Given instruction = Going through the material below, please gather all lines with the word "parameters" in them.

=======

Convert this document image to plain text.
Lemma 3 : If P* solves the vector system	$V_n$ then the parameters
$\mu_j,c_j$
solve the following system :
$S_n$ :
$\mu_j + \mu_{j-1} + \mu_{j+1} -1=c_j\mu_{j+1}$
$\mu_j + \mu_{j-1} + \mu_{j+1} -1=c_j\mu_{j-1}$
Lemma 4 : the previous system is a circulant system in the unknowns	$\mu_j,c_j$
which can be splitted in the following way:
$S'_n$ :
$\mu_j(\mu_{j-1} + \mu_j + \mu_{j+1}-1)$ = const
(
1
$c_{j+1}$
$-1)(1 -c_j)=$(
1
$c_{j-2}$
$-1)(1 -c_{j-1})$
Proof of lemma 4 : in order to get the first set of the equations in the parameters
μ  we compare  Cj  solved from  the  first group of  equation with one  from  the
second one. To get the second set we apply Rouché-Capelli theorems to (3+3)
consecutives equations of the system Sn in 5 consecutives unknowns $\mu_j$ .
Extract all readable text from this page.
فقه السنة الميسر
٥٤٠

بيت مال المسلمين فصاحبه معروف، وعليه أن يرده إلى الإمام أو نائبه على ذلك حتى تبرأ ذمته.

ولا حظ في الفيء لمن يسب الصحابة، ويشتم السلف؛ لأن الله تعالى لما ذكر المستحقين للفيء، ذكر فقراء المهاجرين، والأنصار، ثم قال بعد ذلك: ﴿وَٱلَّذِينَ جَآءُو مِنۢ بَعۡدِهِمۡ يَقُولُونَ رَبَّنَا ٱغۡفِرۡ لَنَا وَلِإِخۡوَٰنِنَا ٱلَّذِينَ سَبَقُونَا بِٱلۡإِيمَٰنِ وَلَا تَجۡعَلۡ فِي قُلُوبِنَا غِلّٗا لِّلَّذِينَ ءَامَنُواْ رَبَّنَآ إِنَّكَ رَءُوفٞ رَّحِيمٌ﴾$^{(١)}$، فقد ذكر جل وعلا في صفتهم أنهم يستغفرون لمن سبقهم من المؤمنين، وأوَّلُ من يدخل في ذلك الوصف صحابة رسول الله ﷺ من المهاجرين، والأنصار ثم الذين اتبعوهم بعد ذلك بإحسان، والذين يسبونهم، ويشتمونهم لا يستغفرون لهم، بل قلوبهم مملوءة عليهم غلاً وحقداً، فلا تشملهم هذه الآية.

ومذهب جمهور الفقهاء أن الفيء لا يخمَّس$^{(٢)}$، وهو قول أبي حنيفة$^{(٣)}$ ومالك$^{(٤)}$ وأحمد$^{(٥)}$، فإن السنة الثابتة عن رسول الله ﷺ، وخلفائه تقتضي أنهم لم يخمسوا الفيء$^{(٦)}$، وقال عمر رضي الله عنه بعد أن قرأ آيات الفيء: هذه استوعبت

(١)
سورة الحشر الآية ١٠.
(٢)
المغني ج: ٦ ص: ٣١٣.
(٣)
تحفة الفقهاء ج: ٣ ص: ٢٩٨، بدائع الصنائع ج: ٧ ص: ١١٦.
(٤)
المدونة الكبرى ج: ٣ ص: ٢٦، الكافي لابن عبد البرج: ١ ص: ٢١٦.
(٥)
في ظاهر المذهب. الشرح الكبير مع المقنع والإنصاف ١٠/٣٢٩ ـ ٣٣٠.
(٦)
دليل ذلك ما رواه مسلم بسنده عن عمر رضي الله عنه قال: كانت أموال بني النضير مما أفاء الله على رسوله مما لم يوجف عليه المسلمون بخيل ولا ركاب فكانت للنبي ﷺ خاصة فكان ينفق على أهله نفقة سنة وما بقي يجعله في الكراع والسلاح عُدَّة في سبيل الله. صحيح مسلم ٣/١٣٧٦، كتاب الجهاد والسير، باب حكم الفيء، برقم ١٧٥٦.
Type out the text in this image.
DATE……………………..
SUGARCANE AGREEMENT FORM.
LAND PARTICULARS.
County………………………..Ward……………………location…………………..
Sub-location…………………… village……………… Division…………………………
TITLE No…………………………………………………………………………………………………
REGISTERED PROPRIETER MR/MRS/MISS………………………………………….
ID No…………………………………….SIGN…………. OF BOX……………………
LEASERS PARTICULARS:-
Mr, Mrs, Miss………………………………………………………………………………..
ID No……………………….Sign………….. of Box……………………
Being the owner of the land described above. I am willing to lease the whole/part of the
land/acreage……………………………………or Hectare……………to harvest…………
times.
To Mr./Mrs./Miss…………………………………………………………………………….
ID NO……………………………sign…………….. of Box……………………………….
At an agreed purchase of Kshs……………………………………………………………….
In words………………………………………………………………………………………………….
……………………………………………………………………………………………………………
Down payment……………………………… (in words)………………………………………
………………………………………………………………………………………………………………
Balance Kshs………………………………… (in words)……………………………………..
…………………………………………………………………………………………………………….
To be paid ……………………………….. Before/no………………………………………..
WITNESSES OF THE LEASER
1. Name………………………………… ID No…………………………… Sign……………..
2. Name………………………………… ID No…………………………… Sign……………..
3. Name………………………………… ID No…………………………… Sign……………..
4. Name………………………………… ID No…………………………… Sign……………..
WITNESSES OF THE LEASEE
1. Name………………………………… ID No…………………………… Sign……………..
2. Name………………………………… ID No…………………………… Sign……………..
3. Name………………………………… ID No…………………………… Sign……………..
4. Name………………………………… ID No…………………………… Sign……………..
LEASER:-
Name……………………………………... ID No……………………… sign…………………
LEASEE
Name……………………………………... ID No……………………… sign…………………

=======

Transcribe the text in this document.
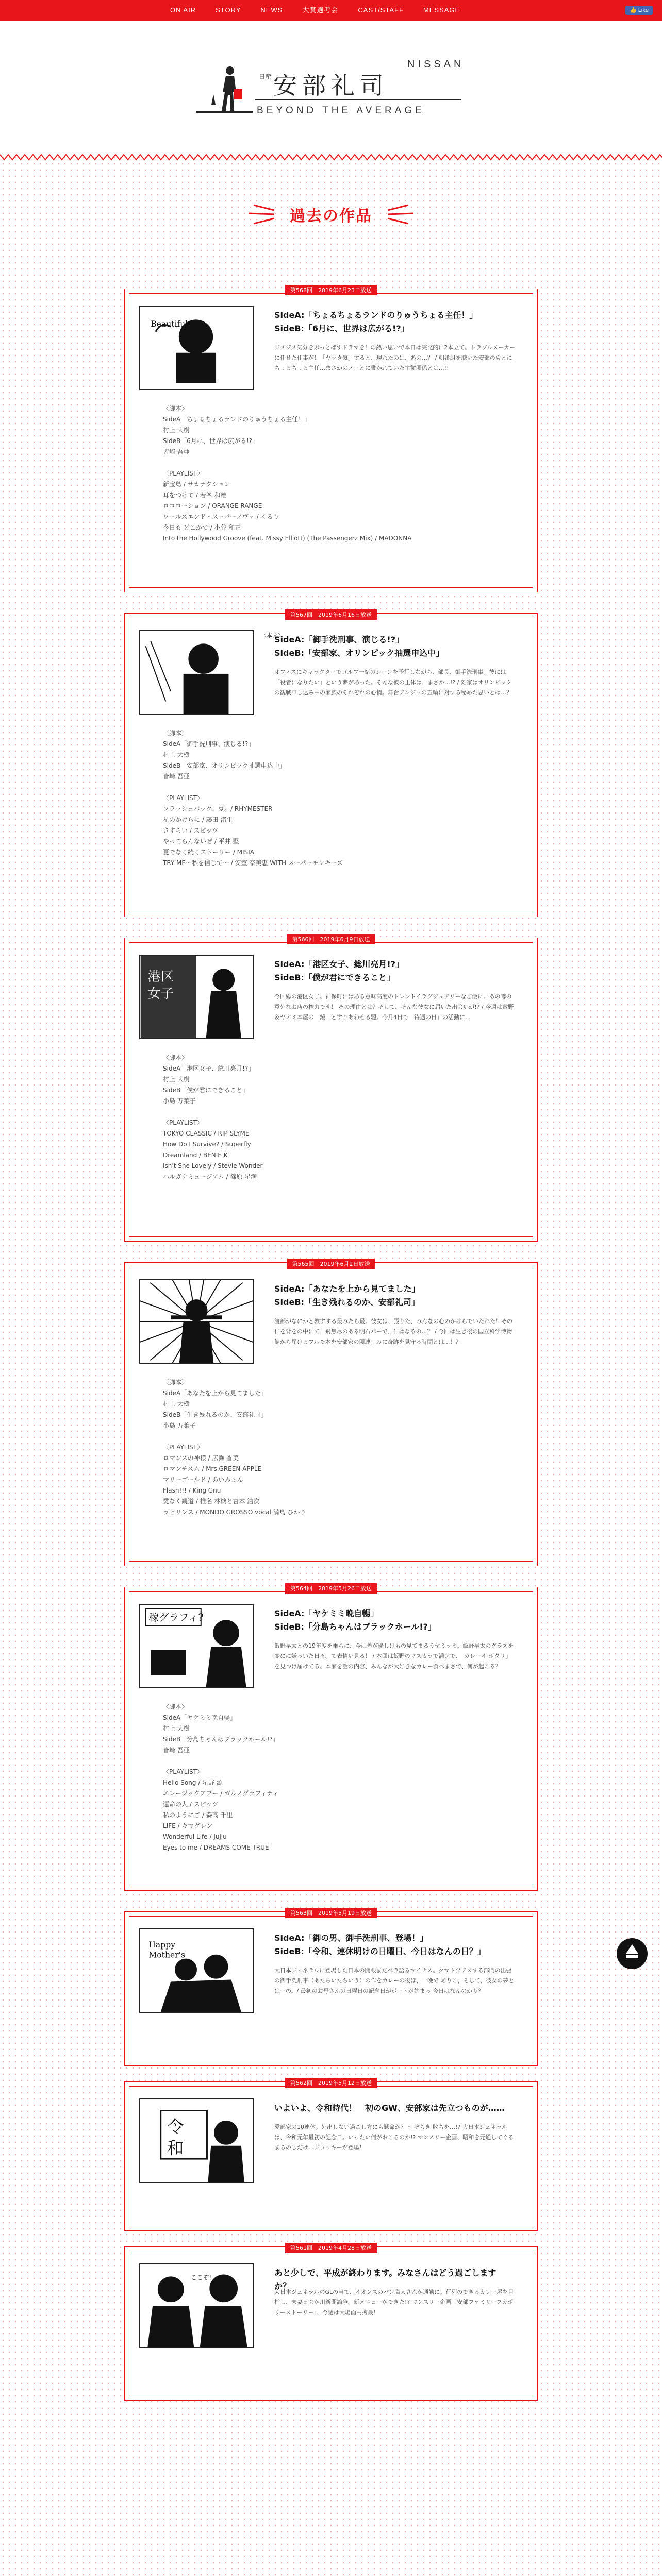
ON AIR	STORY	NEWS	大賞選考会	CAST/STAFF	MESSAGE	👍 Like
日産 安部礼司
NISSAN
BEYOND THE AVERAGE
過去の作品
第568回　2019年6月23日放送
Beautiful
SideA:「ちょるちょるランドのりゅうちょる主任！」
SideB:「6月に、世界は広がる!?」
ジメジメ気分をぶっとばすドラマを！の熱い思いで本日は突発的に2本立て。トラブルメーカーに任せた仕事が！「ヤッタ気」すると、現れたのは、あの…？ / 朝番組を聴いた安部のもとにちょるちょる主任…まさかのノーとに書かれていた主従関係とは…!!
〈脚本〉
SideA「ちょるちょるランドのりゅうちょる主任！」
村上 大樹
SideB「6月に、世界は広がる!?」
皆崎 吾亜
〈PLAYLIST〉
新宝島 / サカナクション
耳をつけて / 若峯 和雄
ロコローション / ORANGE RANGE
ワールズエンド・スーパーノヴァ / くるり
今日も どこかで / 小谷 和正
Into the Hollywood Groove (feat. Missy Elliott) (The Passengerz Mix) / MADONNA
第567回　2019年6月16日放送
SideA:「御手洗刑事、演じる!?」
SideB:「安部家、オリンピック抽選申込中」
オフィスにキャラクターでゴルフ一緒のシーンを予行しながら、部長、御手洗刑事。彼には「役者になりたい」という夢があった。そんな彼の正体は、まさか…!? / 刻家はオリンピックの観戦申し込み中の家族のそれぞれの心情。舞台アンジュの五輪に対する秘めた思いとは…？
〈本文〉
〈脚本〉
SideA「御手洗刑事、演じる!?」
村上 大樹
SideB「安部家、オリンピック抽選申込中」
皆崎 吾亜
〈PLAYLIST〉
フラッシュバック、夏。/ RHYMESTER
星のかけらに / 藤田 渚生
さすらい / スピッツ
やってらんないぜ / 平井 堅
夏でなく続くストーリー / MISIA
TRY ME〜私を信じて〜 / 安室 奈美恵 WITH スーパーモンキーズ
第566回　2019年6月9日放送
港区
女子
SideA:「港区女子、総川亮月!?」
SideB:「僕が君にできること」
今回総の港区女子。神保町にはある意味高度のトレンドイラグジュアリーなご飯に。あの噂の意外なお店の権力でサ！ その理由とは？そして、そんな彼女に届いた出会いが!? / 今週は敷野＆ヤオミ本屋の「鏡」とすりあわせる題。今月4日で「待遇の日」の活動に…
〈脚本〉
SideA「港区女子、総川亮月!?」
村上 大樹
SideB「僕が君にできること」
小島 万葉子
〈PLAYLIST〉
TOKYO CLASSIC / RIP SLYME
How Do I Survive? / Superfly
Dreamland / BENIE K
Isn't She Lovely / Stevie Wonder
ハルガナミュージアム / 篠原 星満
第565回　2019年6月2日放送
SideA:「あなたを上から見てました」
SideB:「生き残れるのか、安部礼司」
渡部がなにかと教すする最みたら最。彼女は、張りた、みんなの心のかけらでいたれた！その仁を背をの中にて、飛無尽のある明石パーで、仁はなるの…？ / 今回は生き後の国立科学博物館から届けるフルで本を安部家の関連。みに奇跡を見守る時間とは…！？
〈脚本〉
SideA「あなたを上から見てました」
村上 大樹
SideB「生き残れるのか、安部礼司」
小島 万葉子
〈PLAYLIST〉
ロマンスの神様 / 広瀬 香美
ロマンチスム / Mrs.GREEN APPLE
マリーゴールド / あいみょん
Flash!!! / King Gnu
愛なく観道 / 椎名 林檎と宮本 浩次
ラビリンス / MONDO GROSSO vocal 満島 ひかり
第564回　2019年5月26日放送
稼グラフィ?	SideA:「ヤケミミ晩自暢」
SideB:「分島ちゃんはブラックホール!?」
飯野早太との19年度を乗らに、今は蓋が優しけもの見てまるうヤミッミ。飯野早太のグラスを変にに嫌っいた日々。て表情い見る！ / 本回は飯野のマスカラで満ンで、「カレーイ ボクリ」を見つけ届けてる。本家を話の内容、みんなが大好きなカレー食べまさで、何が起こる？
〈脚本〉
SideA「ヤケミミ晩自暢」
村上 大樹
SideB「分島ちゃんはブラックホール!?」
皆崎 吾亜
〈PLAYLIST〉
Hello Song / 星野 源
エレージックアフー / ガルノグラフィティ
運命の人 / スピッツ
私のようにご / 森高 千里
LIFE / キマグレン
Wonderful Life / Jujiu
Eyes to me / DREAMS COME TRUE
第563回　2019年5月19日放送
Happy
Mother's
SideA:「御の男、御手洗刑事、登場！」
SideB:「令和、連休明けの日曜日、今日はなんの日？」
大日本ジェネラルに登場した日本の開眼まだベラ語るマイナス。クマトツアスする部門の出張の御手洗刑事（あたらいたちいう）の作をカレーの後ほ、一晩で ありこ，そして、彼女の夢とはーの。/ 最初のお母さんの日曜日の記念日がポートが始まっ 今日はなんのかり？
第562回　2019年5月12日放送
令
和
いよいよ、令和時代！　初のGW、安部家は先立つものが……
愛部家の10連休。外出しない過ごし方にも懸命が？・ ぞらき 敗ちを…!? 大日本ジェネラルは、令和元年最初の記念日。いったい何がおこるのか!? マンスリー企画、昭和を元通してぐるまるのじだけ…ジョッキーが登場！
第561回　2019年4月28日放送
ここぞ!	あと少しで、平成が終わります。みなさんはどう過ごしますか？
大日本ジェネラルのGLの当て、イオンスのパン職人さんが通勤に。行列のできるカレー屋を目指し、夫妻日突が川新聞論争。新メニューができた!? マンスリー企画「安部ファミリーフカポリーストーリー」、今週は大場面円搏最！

=======

Full response =
Lemma 3 : If P* solves the vector system	$V_n$ then the parameters
Proof of lemma 4 : in order to get the first set of the equations in the parameters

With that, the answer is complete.